TASK TO COMPLETE: Repeat the listing in full. Nothing may be added or left out.

DATA TO USE:

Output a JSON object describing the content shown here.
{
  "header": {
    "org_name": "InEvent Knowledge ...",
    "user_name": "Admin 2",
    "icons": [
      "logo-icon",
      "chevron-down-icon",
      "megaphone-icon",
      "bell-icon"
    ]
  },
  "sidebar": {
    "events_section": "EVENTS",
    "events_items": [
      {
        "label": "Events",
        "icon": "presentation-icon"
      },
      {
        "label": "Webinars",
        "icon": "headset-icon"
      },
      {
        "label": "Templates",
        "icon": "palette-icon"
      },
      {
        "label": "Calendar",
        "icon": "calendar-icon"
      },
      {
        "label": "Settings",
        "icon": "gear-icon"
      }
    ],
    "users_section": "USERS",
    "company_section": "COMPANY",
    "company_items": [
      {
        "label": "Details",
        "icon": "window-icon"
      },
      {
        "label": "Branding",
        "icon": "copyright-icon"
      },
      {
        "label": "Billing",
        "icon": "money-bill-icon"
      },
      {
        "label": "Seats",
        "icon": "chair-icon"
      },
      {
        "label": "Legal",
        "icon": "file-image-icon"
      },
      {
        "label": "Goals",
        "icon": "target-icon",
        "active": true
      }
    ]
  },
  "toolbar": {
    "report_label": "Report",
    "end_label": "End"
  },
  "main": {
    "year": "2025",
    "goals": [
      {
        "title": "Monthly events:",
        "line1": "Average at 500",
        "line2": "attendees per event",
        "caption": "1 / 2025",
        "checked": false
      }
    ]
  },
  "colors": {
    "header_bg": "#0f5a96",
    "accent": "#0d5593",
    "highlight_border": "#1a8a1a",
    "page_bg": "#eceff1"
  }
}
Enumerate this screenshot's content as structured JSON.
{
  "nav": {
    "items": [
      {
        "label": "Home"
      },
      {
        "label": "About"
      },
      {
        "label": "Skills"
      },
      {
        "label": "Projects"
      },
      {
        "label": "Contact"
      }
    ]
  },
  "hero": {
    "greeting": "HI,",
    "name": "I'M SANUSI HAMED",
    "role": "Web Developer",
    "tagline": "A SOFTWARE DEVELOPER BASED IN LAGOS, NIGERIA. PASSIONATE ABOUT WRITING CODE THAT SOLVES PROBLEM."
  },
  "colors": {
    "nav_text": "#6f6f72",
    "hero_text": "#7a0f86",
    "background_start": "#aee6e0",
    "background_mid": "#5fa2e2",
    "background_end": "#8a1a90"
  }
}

COMPLETE OUTPUT:
Output a JSON object describing the content shown here.
{
  "header": {
    "org_name": "InEvent Knowledge ...",
    "user_name": "Admin 2",
    "icons": [
      "logo-icon",
      "chevron-down-icon",
      "megaphone-icon",
      "bell-icon"
    ]
  },
  "sidebar": {
    "events_section": "EVENTS",
    "events_items": [
      {
        "label": "Events",
        "icon": "presentation-icon"
      },
      {
        "label": "Webinars",
        "icon": "headset-icon"
      },
      {
        "label": "Templates",
        "icon": "palette-icon"
      },
      {
        "label": "Calendar",
        "icon": "calendar-icon"
      },
      {
        "label": "Settings",
        "icon": "gear-icon"
      }
    ],
    "users_section": "USERS",
    "company_section": "COMPANY",
    "company_items": [
      {
        "label": "Details",
        "icon": "window-icon"
      },
      {
        "label": "Branding",
        "icon": "copyright-icon"
      },
      {
        "label": "Billing",
        "icon": "money-bill-icon"
      },
      {
        "label": "Seats",
        "icon": "chair-icon"
      },
      {
        "label": "Legal",
        "icon": "file-image-icon"
      },
      {
        "label": "Goals",
        "icon": "target-icon",
        "active": true
      }
    ]
  },
  "toolbar": {
    "report_label": "Report",
    "end_label": "End"
  },
  "main": {
    "year": "2025",
    "goals": [
      {
        "title": "Monthly events:",
        "line1": "Average at 500",
        "line2": "attendees per event",
        "caption": "1 / 2025",
        "checked": false
      }
    ]
  },
  "colors": {
    "header_bg": "#0f5a96",
    "accent": "#0d5593",
    "highlight_border": "#1a8a1a",
    "page_bg": "#eceff1"
  }
}
Enumerate this screenshot's content as structured JSON.
{
  "nav": {
    "items": [
      {
        "label": "Home"
      },
      {
        "label": "About"
      },
      {
        "label": "Skills"
      },
      {
        "label": "Projects"
      },
      {
        "label": "Contact"
      }
    ]
  },
  "hero": {
    "greeting": "HI,",
    "name": "I'M SANUSI HAMED",
    "role": "Web Developer",
    "tagline": "A SOFTWARE DEVELOPER BASED IN LAGOS, NIGERIA. PASSIONATE ABOUT WRITING CODE THAT SOLVES PROBLEM."
  },
  "colors": {
    "nav_text": "#6f6f72",
    "hero_text": "#7a0f86",
    "background_start": "#aee6e0",
    "background_mid": "#5fa2e2",
    "background_end": "#8a1a90"
  }
}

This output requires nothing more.